Selected passage:
○ ○ ○
What BBQ circuits are you going to compete in. I cooked in KCBS and GBA for two years. You'll have lots of fun out there.


----------



## jbellard

No circuits. Only for friends and family. I will do one local cookoff every year in shreveport, La. I work with a ministry called Young Life and several of my high school guys and I competed last year and got 20th out of 33 teams. Not too bad for first time and not really knowing what to expect. I love cooking for folks.


----------



## jbellard

Been awhile since I’ve posted. I am still waiting for the welding teacher to finish up the smoker. It’s been a long wait for sure. Got a few more pics today for your viewing pleasure.  Pic with both doors open. Then one with a view of opening from firebox into cook chamber.  You can also see hole for grease drain there as well.


----------



## jbellard

Well the welding teacher let me know that the smoker is finally done!  I am going tomorrow morning to check in and see if there’s anything else that needs to be tweaked. Can’t wait to get it home and then sandblasted and painted!


----------



## jbellard

Got to visit the smoker this morning. Looks really sharp. So he straightened the exhaust pipe which had been uneven.  He put in a baffle between firebox and cook chamber (I asked him to cut a few inches off of it as it was almost touching the bottom of cook chamber.
He moved door handles down and welded horse shoes on door as stoppers and they work wonderfully.
He had a bit of trouble with the doors moving a bit and had welded bars across them to try to get them to stay but I asked him to cut those off and will ask a friends to try and bend them back a bit.
After I get doors sealing better I will get it sandblasted and painted.


----------



## jbellard

Anyone have any thoughts on burning a fire in it before I sandblast?


----------



## jbellard

Well got the smoker home and switched to some way thinner tires and it STILL won’t fit through my gate to get it to the backyard. We can’t have it on the side of the house so I have to get the axle shortened. Here’s some pics!  Gonna try to take about 4 inches off of each side. Let me know of any pitfalls to shortening  an axle. I will not be doing the work but rather a friend or possible a fabricator.
○ ○ ○
Data lines:
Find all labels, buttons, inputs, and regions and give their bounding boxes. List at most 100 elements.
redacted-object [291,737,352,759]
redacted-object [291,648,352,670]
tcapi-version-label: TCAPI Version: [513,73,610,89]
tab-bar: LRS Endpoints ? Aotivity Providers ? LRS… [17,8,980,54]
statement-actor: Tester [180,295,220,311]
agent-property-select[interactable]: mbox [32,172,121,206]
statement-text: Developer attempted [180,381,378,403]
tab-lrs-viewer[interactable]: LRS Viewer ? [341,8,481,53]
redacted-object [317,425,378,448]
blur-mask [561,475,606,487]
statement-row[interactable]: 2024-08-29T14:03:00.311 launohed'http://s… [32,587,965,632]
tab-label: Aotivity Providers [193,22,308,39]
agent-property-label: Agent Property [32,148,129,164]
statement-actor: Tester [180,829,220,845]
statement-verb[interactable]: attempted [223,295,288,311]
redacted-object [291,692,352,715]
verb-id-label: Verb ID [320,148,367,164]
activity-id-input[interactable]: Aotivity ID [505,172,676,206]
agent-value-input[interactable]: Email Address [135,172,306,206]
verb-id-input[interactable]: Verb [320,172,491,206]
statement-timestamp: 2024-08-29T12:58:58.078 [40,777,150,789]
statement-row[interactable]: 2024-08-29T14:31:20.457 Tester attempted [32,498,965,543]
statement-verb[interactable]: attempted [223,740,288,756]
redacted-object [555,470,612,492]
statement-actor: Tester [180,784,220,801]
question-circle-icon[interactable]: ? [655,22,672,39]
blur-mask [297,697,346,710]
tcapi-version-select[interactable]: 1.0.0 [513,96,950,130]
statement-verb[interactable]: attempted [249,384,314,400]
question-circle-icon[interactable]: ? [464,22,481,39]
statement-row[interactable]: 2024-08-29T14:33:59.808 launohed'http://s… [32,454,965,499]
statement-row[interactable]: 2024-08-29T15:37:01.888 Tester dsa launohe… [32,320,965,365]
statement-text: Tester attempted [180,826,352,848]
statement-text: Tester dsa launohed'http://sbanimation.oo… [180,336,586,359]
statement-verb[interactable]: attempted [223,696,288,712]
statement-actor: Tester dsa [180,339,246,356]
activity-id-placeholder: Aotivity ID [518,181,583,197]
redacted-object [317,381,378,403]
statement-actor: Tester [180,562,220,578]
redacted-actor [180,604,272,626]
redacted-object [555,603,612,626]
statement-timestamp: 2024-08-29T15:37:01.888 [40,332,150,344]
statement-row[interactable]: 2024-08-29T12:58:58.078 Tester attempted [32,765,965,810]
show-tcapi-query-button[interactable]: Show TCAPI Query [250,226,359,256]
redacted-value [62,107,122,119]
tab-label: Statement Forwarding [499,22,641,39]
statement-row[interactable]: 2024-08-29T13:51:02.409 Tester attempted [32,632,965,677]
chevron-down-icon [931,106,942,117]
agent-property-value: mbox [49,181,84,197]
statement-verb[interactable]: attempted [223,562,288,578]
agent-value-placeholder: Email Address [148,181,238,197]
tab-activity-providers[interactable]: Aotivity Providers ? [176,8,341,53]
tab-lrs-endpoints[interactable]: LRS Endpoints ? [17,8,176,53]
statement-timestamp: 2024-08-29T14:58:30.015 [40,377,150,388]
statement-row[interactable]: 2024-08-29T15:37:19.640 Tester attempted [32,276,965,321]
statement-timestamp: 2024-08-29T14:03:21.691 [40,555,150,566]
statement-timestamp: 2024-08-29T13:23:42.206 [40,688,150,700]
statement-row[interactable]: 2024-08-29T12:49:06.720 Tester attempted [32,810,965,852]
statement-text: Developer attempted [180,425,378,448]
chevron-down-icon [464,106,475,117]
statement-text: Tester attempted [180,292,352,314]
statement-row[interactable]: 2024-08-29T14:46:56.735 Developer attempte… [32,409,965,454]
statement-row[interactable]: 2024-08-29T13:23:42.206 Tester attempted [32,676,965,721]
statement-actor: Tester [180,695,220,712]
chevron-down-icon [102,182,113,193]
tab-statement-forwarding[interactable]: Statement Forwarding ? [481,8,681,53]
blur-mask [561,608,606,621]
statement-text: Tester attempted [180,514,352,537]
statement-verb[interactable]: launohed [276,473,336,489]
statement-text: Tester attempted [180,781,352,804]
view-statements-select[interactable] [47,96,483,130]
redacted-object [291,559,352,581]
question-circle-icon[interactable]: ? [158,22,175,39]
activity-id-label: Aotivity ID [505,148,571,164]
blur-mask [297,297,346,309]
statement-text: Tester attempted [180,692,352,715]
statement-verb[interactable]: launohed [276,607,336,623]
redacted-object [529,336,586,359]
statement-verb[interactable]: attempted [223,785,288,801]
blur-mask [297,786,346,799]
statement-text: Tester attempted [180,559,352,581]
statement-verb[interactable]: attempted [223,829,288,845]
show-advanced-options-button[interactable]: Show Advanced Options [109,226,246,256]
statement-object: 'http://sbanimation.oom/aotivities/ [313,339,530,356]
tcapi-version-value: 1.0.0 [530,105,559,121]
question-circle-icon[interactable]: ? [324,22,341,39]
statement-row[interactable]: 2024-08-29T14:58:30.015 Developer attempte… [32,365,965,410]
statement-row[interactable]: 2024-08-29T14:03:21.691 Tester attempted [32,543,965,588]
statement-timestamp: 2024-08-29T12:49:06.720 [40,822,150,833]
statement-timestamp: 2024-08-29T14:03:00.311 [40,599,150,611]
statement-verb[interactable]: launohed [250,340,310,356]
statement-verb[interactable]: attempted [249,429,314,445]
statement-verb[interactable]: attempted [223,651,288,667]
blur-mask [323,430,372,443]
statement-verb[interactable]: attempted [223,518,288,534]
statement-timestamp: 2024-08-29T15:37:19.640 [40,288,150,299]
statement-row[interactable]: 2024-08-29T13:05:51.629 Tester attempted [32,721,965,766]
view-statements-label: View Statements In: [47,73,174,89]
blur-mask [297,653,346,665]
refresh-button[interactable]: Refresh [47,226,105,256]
○ ○ ○
Set tasks:
1. Repeat the passage of the smoker thread from "Got to visit" to "sandblasted and painted.".
2. Carry on the forum thread about building the smoker, picking up right after its last sentence.
The items are not needed for any of this work.

Task answers:
1.
Got to visit the smoker this morning. Looks really sharp. So he straightened the exhaust pipe which had been uneven.  He put in a baffle between firebox and cook chamber (I asked him to cut a few inches off of it as it was almost touching the bottom of cook chamber.
He moved door handles down and welded horse shoes on door as stoppers and they work wonderfully.
He had a bit of trouble with the doors moving a bit and had welded bars across them to try to get them to stay but I asked him to cut those off and will ask a friends to try and bend them back a bit.
After I get doors sealing better I will get it sandblasted and painted.

2.
----------



## hardcookin

Just put a double drive gate in. Might be easier than shortening the axle.


----------



## jbellard

So I was able to do a burn for about 2 hrs today!  Got temps up to almost 300 degrees but really didn’t use any bigger pieces of wood. I just wanted to be sure it flowed well.  Happy to say that it does and I barely saw any smoke because it was thin and blue.


----------



## jbellard

I do have to shorten axle about 5 inches but have to wait until after Jan 1. 
Then will get sandblasted and painted. Then it will be done. Can’t wait to cook on it.


----------



## jbellard

Dave and K.A.M. I want to thank you guys for your insight and wisdom in helping me to get my smoker built. 

I got the thin blue smoke yesterday and after waiting for a year it’s all worth it!  

Thanks!


----------



## jbellard

I got a great deal on some new tires that also give me 2 more inches of clearance for my gate.  Still need to take 6 inches off my axle though
Here are some pics so enjoy!  Here it is with low profile tires, lowers smoker about 4 inches which is nice.
Next pic is with all 4 racks pulled out.
Next is a pic of the baffle that I had them install.
Last pic is profile shot from the front.


----------



## daveomak

Think about cutting the axle in the center and sliding both halves inward...  More stronger that way...


----------



## jbellard

Thanks for the advice Dave!  
I actually dropped off the smoker to a friends fabrication shop where they make tons of food trailers/concessions every year. The guy that owns it has multiple restaurants and does a ton of business here. I told them that I needed at least 6 inches off the entire length and the guy had a plan but we didn’t go into details.  
He said it should be ready towards the end of next week which is good considering the New Years holiday. 
Then sandblasting and painting and it’ll be ready for food!!  Can’t wait- it’s been over a year since this process started. Will be worth it and sooo nice to be able to get it into my backyard.


----------



## jbellard

Smoker got axle shortened 6 inches and made it through my gate no problem!

Still have to get sandblasted and painted but they worked on doors too and got them a lot closer to sealing. Need to get some toggle latches to get them to close completely.


----------



## daveomak

Where did he cut and weld the axle ???


----------



## jbellard

I’ll have to look. Didn’t think about it when I picked up smoker. I’ll take a pic and let you know.


----------



## jbellard

Dave,
Here are the pics of how they cut and welded it back. Took 6 inches off the middle and welded a plate on the back.


----------



## daveomak

Excellent....   They know what they are doing...  Some folks would have cut outside the spring...   Wrong place..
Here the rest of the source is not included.